(TASK STATEMENT):
The entries below need to be written out exactly, with no pictures included.

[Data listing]
%%

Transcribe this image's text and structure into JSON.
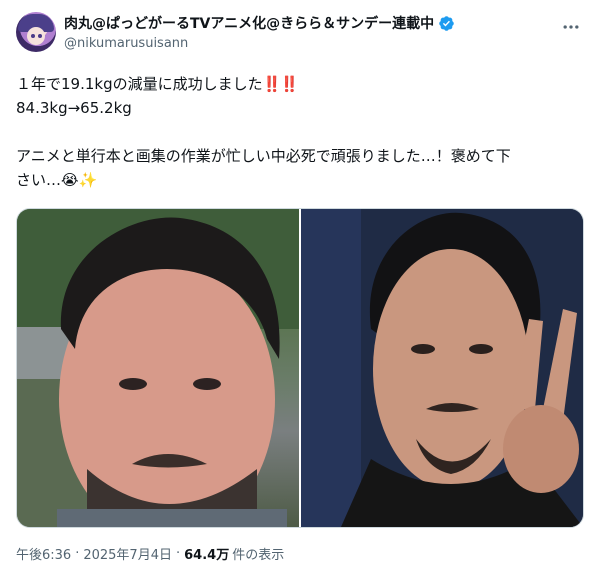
{
  "author": {
    "display_name": "肉丸@ぱっどがーるTVアニメ化@きらら＆サンデー連載中",
    "handle": "@nikumarusuisann",
    "verified_color": "#1d9bf0"
  },
  "tweet": {
    "line1": "１年で19.1kgの減量に成功しました",
    "line1_emoji": "‼️‼️",
    "line2": "84.3kg→65.2kg",
    "line3": "アニメと単行本と画集の作業が忙しい中必死で頑張りました…！褒めて下",
    "line4": "さい…",
    "line4_emoji": "😭✨"
  },
  "media": {
    "photos": [
      {
        "label": "before-photo"
      },
      {
        "label": "after-photo"
      }
    ]
  },
  "meta": {
    "time": "午後6:36",
    "separator": "·",
    "date": "2025年7月4日",
    "separator2": "·",
    "views": "64.4万",
    "views_label": "件の表示"
  },
  "icons": {
    "more": "more-horizontal-icon",
    "verified": "verified-badge-icon"
  }
}
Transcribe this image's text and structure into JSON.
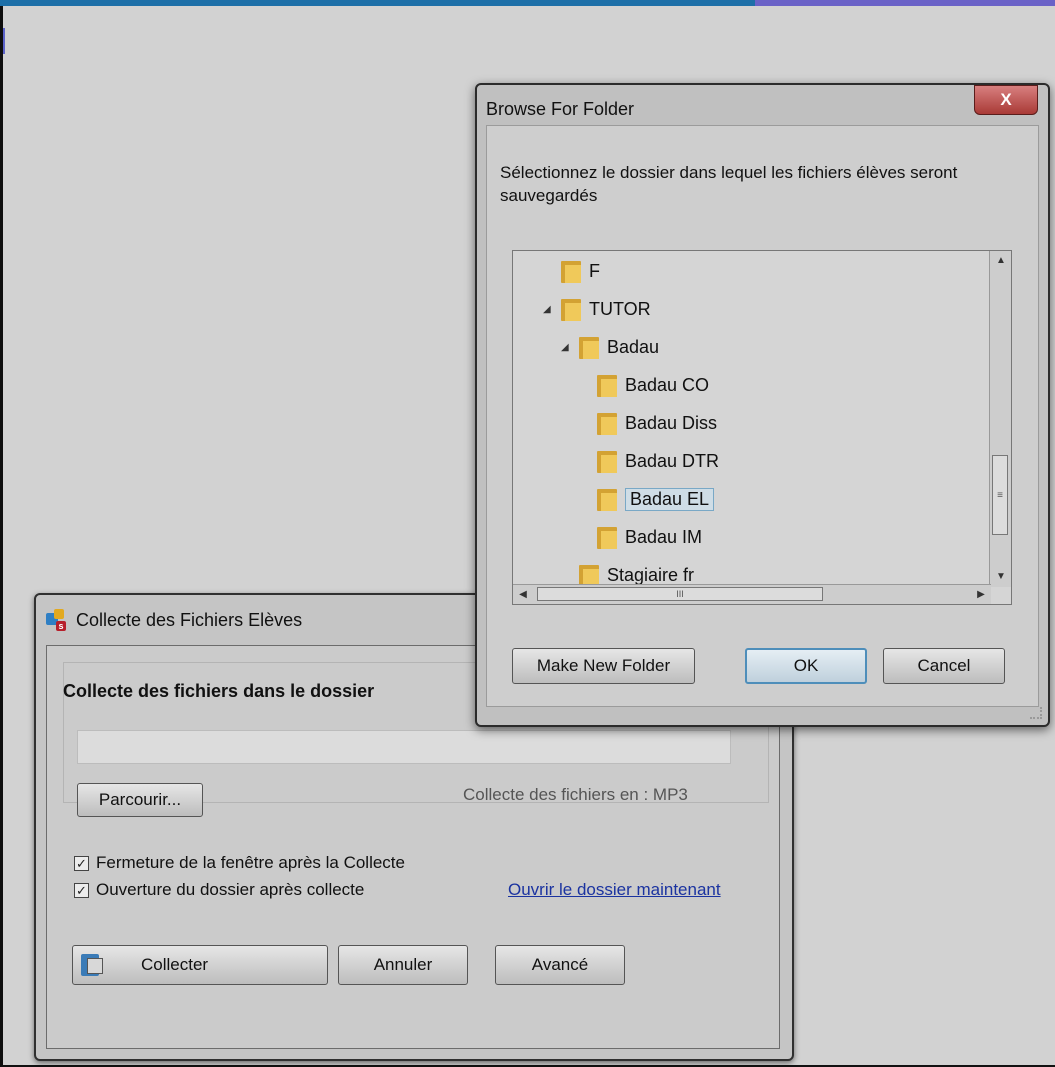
{
  "collecte_window": {
    "title": "Collecte des Fichiers Elèves",
    "group_title": "Collecte des fichiers dans le dossier",
    "path_value": "",
    "browse_button": "Parcourir...",
    "format_label": "Collecte des fichiers en :  MP3",
    "option_close_after": {
      "label": "Fermeture de la fenêtre après la Collecte",
      "checked": true
    },
    "option_open_folder": {
      "label": "Ouverture du dossier après collecte",
      "checked": true
    },
    "open_folder_link": "Ouvrir le dossier maintenant",
    "collect_button": "Collecter",
    "cancel_button": "Annuler",
    "advanced_button": "Avancé"
  },
  "browse_dialog": {
    "title": "Browse For Folder",
    "close_label": "X",
    "description": "Sélectionnez le dossier dans lequel les fichiers élèves seront sauvegardés",
    "tree": [
      {
        "label": "F",
        "expanded": false
      },
      {
        "label": "TUTOR",
        "expanded": true
      },
      {
        "label": "Badau",
        "expanded": true
      },
      {
        "label": "Badau CO",
        "expanded": false
      },
      {
        "label": "Badau Diss",
        "expanded": false
      },
      {
        "label": "Badau DTR",
        "expanded": false
      },
      {
        "label": "Badau EL",
        "expanded": false,
        "selected": true
      },
      {
        "label": "Badau IM",
        "expanded": false
      },
      {
        "label": "Stagiaire fr",
        "expanded": false
      }
    ],
    "make_new_folder_button": "Make New Folder",
    "ok_button": "OK",
    "cancel_button": "Cancel"
  },
  "colors": {
    "accent": "#1d6fa8",
    "close": "#a93a36",
    "link": "#1b33a0"
  },
  "icons": [
    "app-icon",
    "folder-icon",
    "checkbox-icon",
    "collect-icon",
    "close-icon"
  ]
}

%%

(THE RESULT):
Transcribe this image's text and structure into JSON.
{
  "author": {
    "display_name": "肉丸@ぱっどがーるTVアニメ化@きらら＆サンデー連載中",
    "handle": "@nikumarusuisann",
    "verified_color": "#1d9bf0"
  },
  "tweet": {
    "line1": "１年で19.1kgの減量に成功しました",
    "line1_emoji": "‼️‼️",
    "line2": "84.3kg→65.2kg",
    "line3": "アニメと単行本と画集の作業が忙しい中必死で頑張りました…！褒めて下",
    "line4": "さい…",
    "line4_emoji": "😭✨"
  },
  "media": {
    "photos": [
      {
        "label": "before-photo"
      },
      {
        "label": "after-photo"
      }
    ]
  },
  "meta": {
    "time": "午後6:36",
    "separator": "·",
    "date": "2025年7月4日",
    "separator2": "·",
    "views": "64.4万",
    "views_label": "件の表示"
  },
  "icons": {
    "more": "more-horizontal-icon",
    "verified": "verified-badge-icon"
  }
}
Transcribe this image's text and structure into JSON.
{
  "collecte_window": {
    "title": "Collecte des Fichiers Elèves",
    "group_title": "Collecte des fichiers dans le dossier",
    "path_value": "",
    "browse_button": "Parcourir...",
    "format_label": "Collecte des fichiers en :  MP3",
    "option_close_after": {
      "label": "Fermeture de la fenêtre après la Collecte",
      "checked": true
    },
    "option_open_folder": {
      "label": "Ouverture du dossier après collecte",
      "checked": true
    },
    "open_folder_link": "Ouvrir le dossier maintenant",
    "collect_button": "Collecter",
    "cancel_button": "Annuler",
    "advanced_button": "Avancé"
  },
  "browse_dialog": {
    "title": "Browse For Folder",
    "close_label": "X",
    "description": "Sélectionnez le dossier dans lequel les fichiers élèves seront sauvegardés",
    "tree": [
      {
        "label": "F",
        "expanded": false
      },
      {
        "label": "TUTOR",
        "expanded": true
      },
      {
        "label": "Badau",
        "expanded": true
      },
      {
        "label": "Badau CO",
        "expanded": false
      },
      {
        "label": "Badau Diss",
        "expanded": false
      },
      {
        "label": "Badau DTR",
        "expanded": false
      },
      {
        "label": "Badau EL",
        "expanded": false,
        "selected": true
      },
      {
        "label": "Badau IM",
        "expanded": false
      },
      {
        "label": "Stagiaire fr",
        "expanded": false
      }
    ],
    "make_new_folder_button": "Make New Folder",
    "ok_button": "OK",
    "cancel_button": "Cancel"
  },
  "colors": {
    "accent": "#1d6fa8",
    "close": "#a93a36",
    "link": "#1b33a0"
  },
  "icons": [
    "app-icon",
    "folder-icon",
    "checkbox-icon",
    "collect-icon",
    "close-icon"
  ]
}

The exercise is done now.